**Required task**
Copy, from the entries below, each line in which the string "screenshot" appears.

**** Supplied records ****

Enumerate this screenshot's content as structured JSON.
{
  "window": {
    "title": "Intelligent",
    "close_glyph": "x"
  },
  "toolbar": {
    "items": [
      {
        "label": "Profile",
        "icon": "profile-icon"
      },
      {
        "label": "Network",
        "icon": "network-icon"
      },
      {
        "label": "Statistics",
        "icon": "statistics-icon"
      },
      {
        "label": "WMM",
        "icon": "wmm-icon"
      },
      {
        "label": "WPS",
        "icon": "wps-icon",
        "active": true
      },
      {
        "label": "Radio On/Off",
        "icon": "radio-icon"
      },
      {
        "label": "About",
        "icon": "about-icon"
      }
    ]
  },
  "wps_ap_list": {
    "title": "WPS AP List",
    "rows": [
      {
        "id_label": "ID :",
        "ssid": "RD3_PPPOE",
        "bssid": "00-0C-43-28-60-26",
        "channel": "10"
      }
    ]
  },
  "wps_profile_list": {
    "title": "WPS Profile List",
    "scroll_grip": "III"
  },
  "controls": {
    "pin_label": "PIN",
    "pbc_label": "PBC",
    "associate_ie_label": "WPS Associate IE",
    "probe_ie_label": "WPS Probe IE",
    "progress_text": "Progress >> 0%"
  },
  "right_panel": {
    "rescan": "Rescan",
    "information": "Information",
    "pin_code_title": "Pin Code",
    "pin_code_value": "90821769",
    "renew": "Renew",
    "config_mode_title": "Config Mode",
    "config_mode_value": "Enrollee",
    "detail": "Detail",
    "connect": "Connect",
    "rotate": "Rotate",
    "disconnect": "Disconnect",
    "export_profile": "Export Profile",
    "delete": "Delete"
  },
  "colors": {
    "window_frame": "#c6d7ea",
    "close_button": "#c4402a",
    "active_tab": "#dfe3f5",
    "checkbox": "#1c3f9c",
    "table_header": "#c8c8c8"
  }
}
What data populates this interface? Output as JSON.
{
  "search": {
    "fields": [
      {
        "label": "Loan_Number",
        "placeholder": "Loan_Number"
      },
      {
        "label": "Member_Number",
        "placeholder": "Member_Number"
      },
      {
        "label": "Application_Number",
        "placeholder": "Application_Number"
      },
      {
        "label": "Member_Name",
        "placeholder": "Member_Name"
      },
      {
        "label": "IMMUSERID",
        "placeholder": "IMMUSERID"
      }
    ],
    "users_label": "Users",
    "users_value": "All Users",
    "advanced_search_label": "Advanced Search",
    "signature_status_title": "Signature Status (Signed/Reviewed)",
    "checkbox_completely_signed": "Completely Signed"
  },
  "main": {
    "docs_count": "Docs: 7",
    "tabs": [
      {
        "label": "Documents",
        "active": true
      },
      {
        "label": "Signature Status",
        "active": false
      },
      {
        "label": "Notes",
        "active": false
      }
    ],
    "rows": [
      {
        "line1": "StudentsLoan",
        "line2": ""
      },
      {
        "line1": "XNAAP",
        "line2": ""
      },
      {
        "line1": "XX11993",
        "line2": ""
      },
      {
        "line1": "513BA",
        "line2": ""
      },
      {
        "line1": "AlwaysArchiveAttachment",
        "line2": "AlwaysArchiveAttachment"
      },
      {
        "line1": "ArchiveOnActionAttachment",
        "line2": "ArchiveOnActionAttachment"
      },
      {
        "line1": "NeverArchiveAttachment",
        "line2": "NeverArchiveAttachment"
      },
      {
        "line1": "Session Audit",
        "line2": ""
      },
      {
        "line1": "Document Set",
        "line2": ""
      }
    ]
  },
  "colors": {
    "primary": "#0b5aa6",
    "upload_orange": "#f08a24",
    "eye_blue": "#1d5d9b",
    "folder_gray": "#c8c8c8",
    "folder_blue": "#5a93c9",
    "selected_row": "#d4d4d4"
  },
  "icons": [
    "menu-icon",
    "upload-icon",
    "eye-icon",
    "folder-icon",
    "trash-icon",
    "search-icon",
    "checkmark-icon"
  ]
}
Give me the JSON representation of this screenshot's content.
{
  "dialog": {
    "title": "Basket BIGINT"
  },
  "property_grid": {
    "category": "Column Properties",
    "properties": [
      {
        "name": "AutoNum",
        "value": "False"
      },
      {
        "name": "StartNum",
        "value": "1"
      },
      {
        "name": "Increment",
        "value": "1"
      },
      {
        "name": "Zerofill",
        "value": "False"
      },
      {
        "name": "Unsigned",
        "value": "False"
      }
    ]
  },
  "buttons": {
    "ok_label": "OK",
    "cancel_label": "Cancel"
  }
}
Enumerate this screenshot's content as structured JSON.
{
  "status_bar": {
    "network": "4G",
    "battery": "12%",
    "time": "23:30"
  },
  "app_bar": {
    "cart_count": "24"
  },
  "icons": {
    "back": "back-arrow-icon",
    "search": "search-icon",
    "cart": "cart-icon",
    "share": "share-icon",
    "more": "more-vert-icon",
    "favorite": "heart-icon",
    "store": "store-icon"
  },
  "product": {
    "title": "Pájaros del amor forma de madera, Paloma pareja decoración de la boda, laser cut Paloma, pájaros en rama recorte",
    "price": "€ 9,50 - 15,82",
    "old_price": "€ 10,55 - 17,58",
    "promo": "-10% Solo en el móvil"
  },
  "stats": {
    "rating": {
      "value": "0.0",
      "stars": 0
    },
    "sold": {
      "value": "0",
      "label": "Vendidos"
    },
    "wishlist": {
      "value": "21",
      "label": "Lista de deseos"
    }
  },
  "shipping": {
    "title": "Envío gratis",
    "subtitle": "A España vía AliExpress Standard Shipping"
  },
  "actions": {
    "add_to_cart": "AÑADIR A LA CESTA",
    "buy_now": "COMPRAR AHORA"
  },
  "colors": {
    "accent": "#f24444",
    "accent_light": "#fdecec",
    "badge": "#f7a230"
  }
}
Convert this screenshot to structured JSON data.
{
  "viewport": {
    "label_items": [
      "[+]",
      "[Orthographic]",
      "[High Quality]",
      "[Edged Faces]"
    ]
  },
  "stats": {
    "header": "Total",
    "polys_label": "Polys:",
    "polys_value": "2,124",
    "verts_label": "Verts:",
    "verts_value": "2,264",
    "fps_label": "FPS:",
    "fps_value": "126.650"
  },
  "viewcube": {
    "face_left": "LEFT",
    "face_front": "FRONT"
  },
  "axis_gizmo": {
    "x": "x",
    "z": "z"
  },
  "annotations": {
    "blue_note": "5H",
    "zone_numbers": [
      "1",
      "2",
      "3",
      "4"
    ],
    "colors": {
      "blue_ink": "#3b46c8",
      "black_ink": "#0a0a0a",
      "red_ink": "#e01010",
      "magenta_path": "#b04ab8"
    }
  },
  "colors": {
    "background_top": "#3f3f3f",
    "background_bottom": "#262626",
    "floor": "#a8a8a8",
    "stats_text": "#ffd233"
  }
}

****

**Written answer**
Enumerate this screenshot's content as structured JSON.
Give me the JSON representation of this screenshot's content.
Enumerate this screenshot's content as structured JSON.
Convert this screenshot to structured JSON data.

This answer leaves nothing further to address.